§ **Stated task**:
Quote every row below word for word, omitting the pictures.

§ **Supplied information**:
## START

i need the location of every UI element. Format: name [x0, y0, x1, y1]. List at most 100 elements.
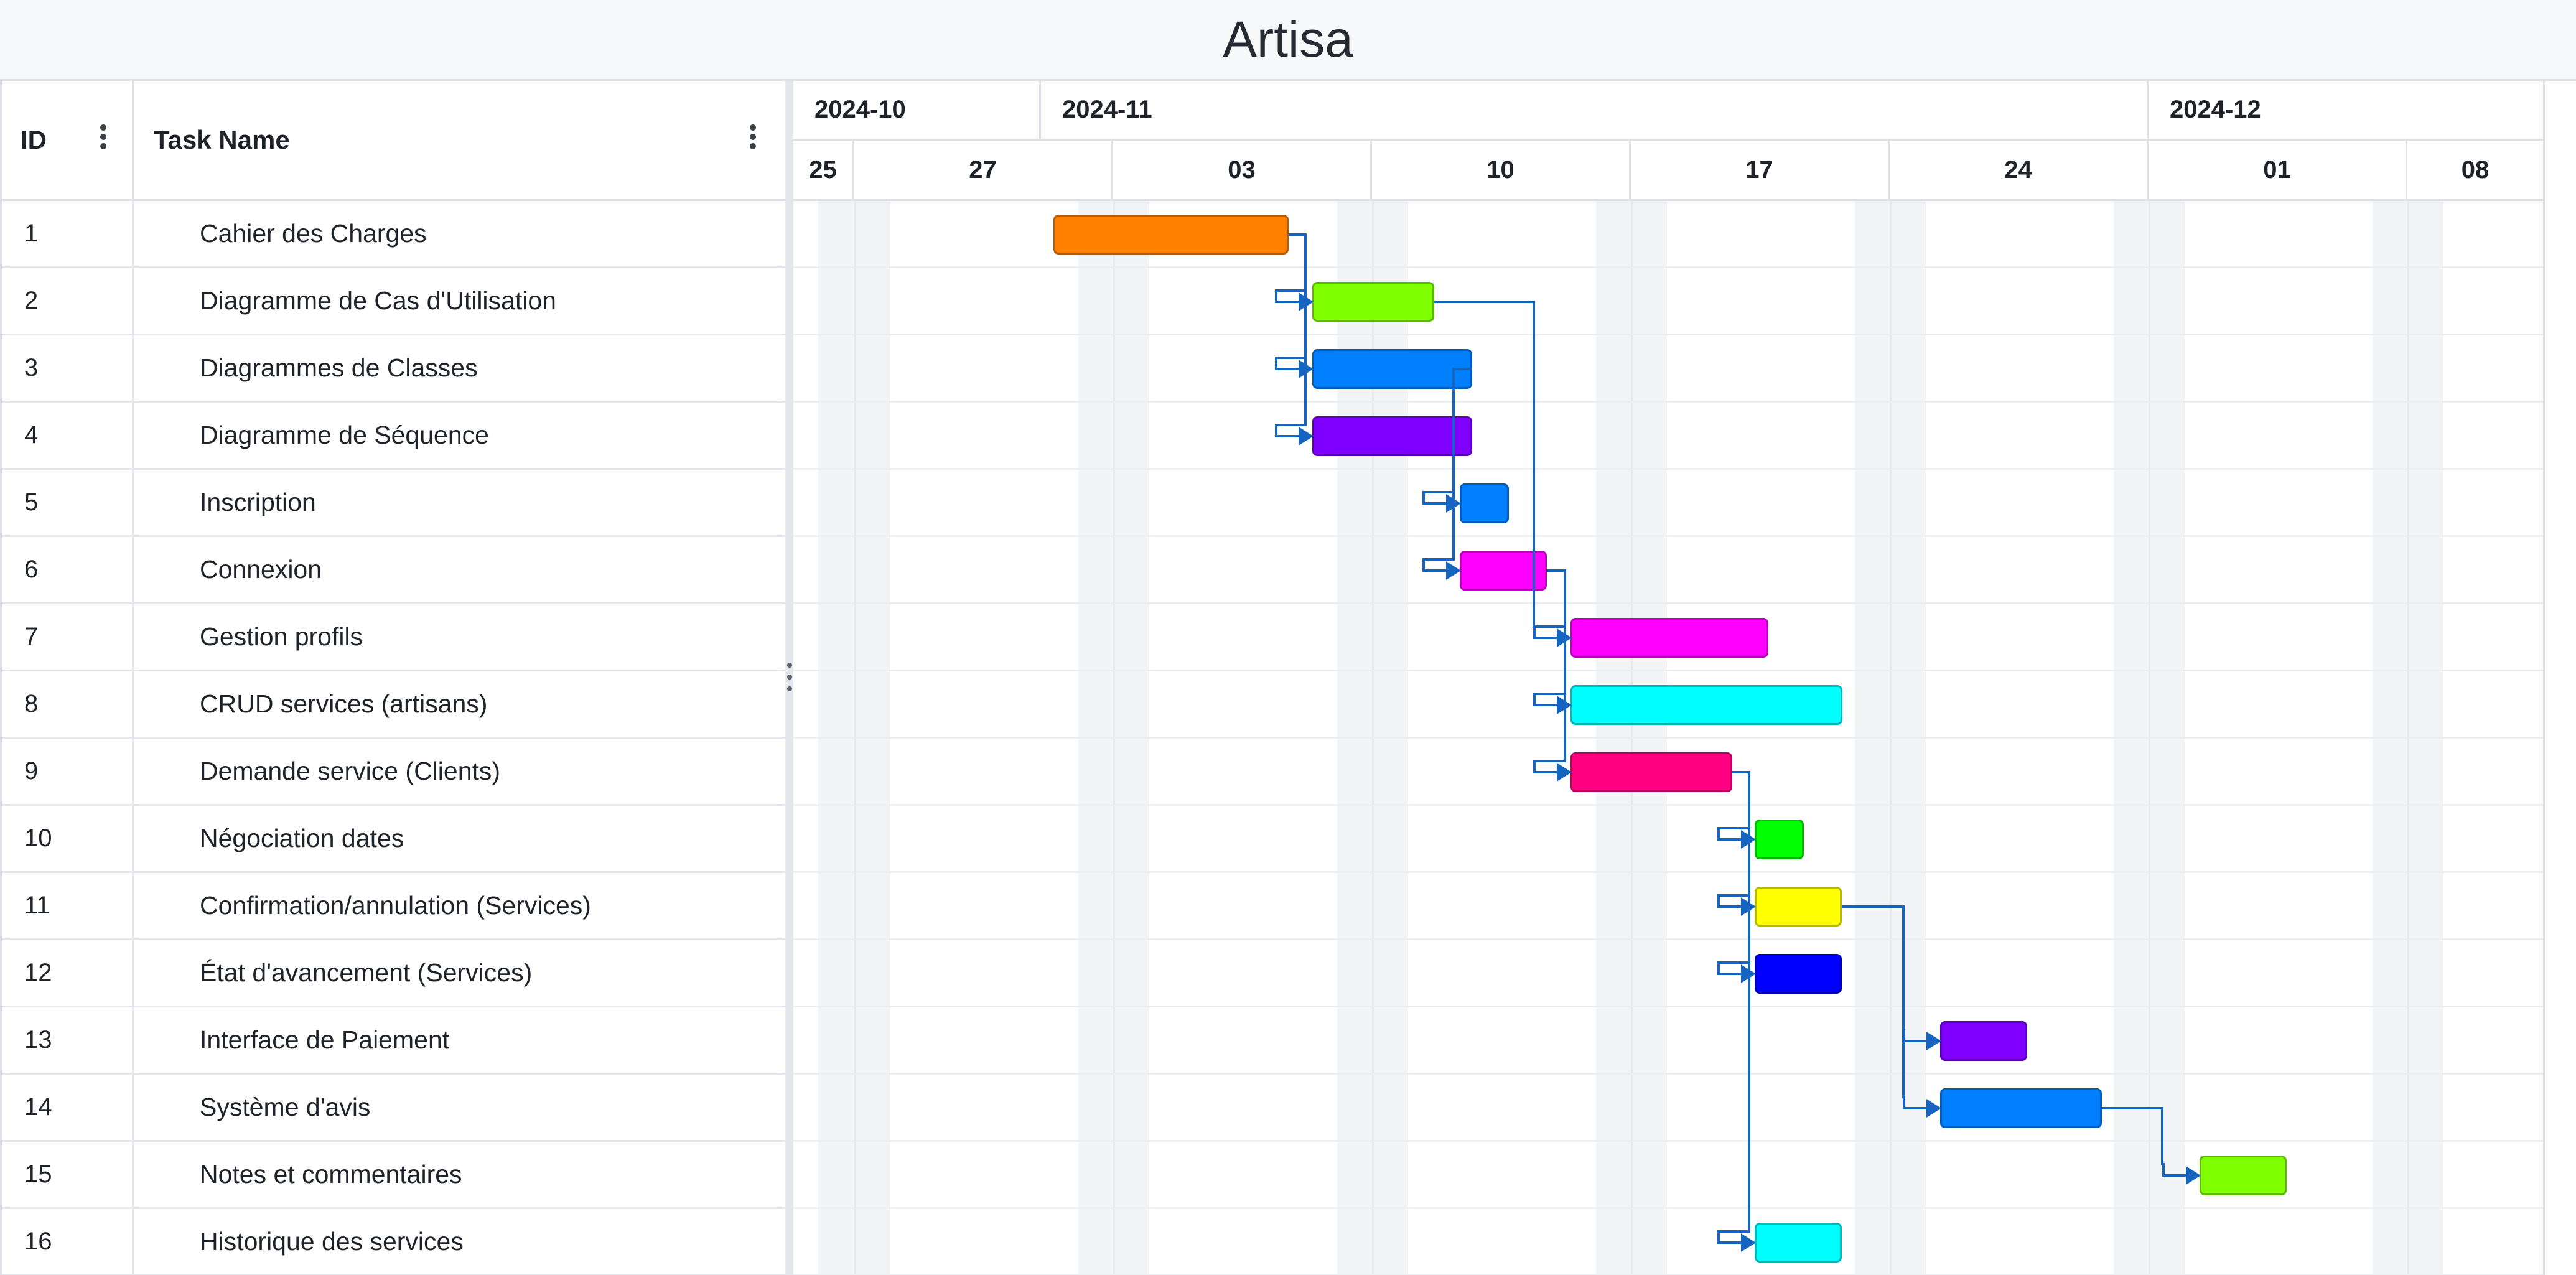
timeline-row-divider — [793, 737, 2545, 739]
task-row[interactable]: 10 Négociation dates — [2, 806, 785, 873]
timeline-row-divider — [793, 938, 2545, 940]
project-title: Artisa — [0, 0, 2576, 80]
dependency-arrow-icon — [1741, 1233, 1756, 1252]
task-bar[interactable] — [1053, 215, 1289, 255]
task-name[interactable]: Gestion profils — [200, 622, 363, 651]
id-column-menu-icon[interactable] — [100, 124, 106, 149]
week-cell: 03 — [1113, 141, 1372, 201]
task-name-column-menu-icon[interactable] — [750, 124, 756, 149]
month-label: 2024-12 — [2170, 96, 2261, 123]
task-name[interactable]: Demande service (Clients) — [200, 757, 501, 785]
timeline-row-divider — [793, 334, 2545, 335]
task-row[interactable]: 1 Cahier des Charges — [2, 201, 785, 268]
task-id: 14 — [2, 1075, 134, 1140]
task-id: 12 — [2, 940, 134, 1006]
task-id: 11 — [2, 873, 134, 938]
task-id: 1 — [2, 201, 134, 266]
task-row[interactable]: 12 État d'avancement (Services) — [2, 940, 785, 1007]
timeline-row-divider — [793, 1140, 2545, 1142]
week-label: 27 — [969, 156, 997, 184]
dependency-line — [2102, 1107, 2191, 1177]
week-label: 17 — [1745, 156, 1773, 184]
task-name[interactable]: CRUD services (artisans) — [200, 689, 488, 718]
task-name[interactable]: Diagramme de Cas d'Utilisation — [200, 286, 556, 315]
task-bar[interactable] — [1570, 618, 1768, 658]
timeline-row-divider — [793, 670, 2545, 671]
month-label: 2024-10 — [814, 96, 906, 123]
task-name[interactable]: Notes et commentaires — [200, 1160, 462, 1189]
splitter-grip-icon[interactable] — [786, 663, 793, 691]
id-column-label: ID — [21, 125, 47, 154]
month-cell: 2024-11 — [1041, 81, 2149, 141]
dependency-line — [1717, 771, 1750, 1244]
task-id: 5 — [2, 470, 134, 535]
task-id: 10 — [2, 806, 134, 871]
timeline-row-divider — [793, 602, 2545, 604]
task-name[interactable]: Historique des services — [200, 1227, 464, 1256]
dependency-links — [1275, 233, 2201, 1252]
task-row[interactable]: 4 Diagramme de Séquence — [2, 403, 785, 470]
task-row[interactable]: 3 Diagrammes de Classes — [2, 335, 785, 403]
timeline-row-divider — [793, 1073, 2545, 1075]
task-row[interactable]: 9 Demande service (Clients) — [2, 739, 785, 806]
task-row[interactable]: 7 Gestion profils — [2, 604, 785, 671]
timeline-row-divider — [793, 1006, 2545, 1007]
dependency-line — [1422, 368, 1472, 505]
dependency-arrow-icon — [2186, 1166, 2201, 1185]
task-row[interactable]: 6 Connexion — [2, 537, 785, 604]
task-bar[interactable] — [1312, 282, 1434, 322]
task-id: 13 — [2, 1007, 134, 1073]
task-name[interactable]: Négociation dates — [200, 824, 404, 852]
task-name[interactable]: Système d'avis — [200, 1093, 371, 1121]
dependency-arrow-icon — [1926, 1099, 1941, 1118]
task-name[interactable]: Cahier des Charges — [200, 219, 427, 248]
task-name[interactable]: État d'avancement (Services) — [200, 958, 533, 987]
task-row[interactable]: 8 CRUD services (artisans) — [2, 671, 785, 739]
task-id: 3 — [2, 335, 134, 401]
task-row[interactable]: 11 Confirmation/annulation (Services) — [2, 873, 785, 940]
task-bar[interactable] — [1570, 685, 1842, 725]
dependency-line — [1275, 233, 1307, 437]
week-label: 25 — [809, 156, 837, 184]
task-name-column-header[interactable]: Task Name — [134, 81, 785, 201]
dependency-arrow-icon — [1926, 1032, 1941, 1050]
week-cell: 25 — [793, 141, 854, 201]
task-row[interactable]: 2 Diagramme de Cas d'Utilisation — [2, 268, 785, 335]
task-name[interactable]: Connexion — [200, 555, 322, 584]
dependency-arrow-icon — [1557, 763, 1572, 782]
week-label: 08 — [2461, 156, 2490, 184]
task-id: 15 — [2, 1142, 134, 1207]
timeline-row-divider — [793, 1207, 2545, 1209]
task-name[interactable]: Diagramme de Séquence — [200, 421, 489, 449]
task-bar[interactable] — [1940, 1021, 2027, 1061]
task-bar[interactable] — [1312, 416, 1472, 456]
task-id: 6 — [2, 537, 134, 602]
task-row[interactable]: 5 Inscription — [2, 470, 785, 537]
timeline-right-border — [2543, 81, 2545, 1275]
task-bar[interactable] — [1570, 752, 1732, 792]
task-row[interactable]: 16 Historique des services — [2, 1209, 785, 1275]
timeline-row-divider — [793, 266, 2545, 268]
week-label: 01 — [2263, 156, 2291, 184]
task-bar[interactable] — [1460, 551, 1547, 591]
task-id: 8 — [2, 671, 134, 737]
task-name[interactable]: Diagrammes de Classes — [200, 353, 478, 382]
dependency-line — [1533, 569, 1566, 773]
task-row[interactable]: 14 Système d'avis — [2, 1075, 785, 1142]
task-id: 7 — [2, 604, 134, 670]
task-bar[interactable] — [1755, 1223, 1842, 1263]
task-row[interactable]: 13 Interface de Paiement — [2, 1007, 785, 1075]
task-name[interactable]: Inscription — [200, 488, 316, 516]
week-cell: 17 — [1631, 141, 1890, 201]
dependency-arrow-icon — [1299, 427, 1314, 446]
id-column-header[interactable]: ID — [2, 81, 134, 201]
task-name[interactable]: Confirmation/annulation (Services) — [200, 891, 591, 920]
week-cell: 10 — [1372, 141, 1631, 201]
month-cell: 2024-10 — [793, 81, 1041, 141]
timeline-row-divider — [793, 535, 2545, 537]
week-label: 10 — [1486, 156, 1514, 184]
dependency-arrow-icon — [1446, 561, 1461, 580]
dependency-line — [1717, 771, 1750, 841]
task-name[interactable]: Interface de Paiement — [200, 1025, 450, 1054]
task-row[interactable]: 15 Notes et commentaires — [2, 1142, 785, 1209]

## END

§ **Exercise answer**:
i need the location of every UI element. Format: name [x0, y0, x1, y1]. List at most 100 elements.
timeline-row-divider — [793, 737, 2545, 739]
task-row[interactable]: 10 Négociation dates — [2, 806, 785, 873]
timeline-row-divider — [793, 938, 2545, 940]
project-title: Artisa — [0, 0, 2576, 80]
dependency-arrow-icon — [1741, 1233, 1756, 1252]
task-bar[interactable] — [1053, 215, 1289, 255]
task-name[interactable]: Gestion profils — [200, 622, 363, 651]
id-column-menu-icon[interactable] — [100, 124, 106, 149]
week-cell: 03 — [1113, 141, 1372, 201]
task-name-column-menu-icon[interactable] — [750, 124, 756, 149]
month-label: 2024-12 — [2170, 96, 2261, 123]
task-name[interactable]: Demande service (Clients) — [200, 757, 501, 785]
timeline-row-divider — [793, 334, 2545, 335]
task-row[interactable]: 1 Cahier des Charges — [2, 201, 785, 268]
task-id: 14 — [2, 1075, 134, 1140]
task-id: 12 — [2, 940, 134, 1006]
task-id: 11 — [2, 873, 134, 938]
task-id: 1 — [2, 201, 134, 266]
task-row[interactable]: 12 État d'avancement (Services) — [2, 940, 785, 1007]
timeline-row-divider — [793, 1140, 2545, 1142]
week-label: 27 — [969, 156, 997, 184]
dependency-line — [2102, 1107, 2191, 1177]
week-label: 17 — [1745, 156, 1773, 184]
task-name[interactable]: CRUD services (artisans) — [200, 689, 488, 718]
task-name[interactable]: Diagramme de Cas d'Utilisation — [200, 286, 556, 315]
task-bar[interactable] — [1570, 618, 1768, 658]
timeline-row-divider — [793, 670, 2545, 671]
month-label: 2024-10 — [814, 96, 906, 123]
task-name[interactable]: Notes et commentaires — [200, 1160, 462, 1189]
splitter-grip-icon[interactable] — [786, 663, 793, 691]
id-column-label: ID — [21, 125, 47, 154]
month-cell: 2024-11 — [1041, 81, 2149, 141]
dependency-line — [1717, 771, 1750, 1244]
task-id: 5 — [2, 470, 134, 535]
task-id: 10 — [2, 806, 134, 871]
timeline-row-divider — [793, 602, 2545, 604]
task-name[interactable]: Historique des services — [200, 1227, 464, 1256]
dependency-links — [1275, 233, 2201, 1252]
task-row[interactable]: 4 Diagramme de Séquence — [2, 403, 785, 470]
task-row[interactable]: 3 Diagrammes de Classes — [2, 335, 785, 403]
timeline-row-divider — [793, 1073, 2545, 1075]
task-row[interactable]: 9 Demande service (Clients) — [2, 739, 785, 806]
task-row[interactable]: 7 Gestion profils — [2, 604, 785, 671]
timeline-row-divider — [793, 1006, 2545, 1007]
dependency-line — [1422, 368, 1472, 505]
dependency-arrow-icon — [2186, 1166, 2201, 1185]
task-row[interactable]: 6 Connexion — [2, 537, 785, 604]
task-bar[interactable] — [1312, 282, 1434, 322]
task-id: 13 — [2, 1007, 134, 1073]
task-name[interactable]: Négociation dates — [200, 824, 404, 852]
task-name[interactable]: Système d'avis — [200, 1093, 371, 1121]
dependency-arrow-icon — [1926, 1099, 1941, 1118]
task-name[interactable]: Cahier des Charges — [200, 219, 427, 248]
task-name[interactable]: État d'avancement (Services) — [200, 958, 533, 987]
task-row[interactable]: 8 CRUD services (artisans) — [2, 671, 785, 739]
task-id: 3 — [2, 335, 134, 401]
task-row[interactable]: 11 Confirmation/annulation (Services) — [2, 873, 785, 940]
task-bar[interactable] — [1570, 685, 1842, 725]
dependency-line — [1275, 233, 1307, 437]
week-label: 25 — [809, 156, 837, 184]
task-name-column-header[interactable]: Task Name — [134, 81, 785, 201]
dependency-arrow-icon — [1926, 1032, 1941, 1050]
week-cell: 25 — [793, 141, 854, 201]
task-row[interactable]: 2 Diagramme de Cas d'Utilisation — [2, 268, 785, 335]
task-name[interactable]: Connexion — [200, 555, 322, 584]
dependency-arrow-icon — [1557, 763, 1572, 782]
week-label: 08 — [2461, 156, 2490, 184]
task-id: 15 — [2, 1142, 134, 1207]
timeline-row-divider — [793, 1207, 2545, 1209]
task-name[interactable]: Diagramme de Séquence — [200, 421, 489, 449]
task-bar[interactable] — [1940, 1021, 2027, 1061]
task-bar[interactable] — [1312, 416, 1472, 456]
task-id: 6 — [2, 537, 134, 602]
task-row[interactable]: 5 Inscription — [2, 470, 785, 537]
timeline-right-border — [2543, 81, 2545, 1275]
task-bar[interactable] — [1570, 752, 1732, 792]
task-row[interactable]: 16 Historique des services — [2, 1209, 785, 1275]
timeline-row-divider — [793, 266, 2545, 268]
week-label: 01 — [2263, 156, 2291, 184]
task-bar[interactable] — [1460, 551, 1547, 591]
task-id: 8 — [2, 671, 134, 737]
task-name[interactable]: Diagrammes de Classes — [200, 353, 478, 382]
dependency-line — [1533, 569, 1566, 773]
task-row[interactable]: 14 Système d'avis — [2, 1075, 785, 1142]
task-id: 7 — [2, 604, 134, 670]
task-bar[interactable] — [1755, 1223, 1842, 1263]
task-row[interactable]: 13 Interface de Paiement — [2, 1007, 785, 1075]
task-name[interactable]: Inscription — [200, 488, 316, 516]
week-cell: 17 — [1631, 141, 1890, 201]
dependency-arrow-icon — [1299, 427, 1314, 446]
id-column-header[interactable]: ID — [2, 81, 134, 201]
task-name[interactable]: Confirmation/annulation (Services) — [200, 891, 591, 920]
week-cell: 10 — [1372, 141, 1631, 201]
month-cell: 2024-10 — [793, 81, 1041, 141]
timeline-row-divider — [793, 535, 2545, 537]
week-label: 10 — [1486, 156, 1514, 184]
dependency-arrow-icon — [1446, 561, 1461, 580]
dependency-line — [1717, 771, 1750, 841]
task-name[interactable]: Interface de Paiement — [200, 1025, 450, 1054]
task-row[interactable]: 15 Notes et commentaires — [2, 1142, 785, 1209]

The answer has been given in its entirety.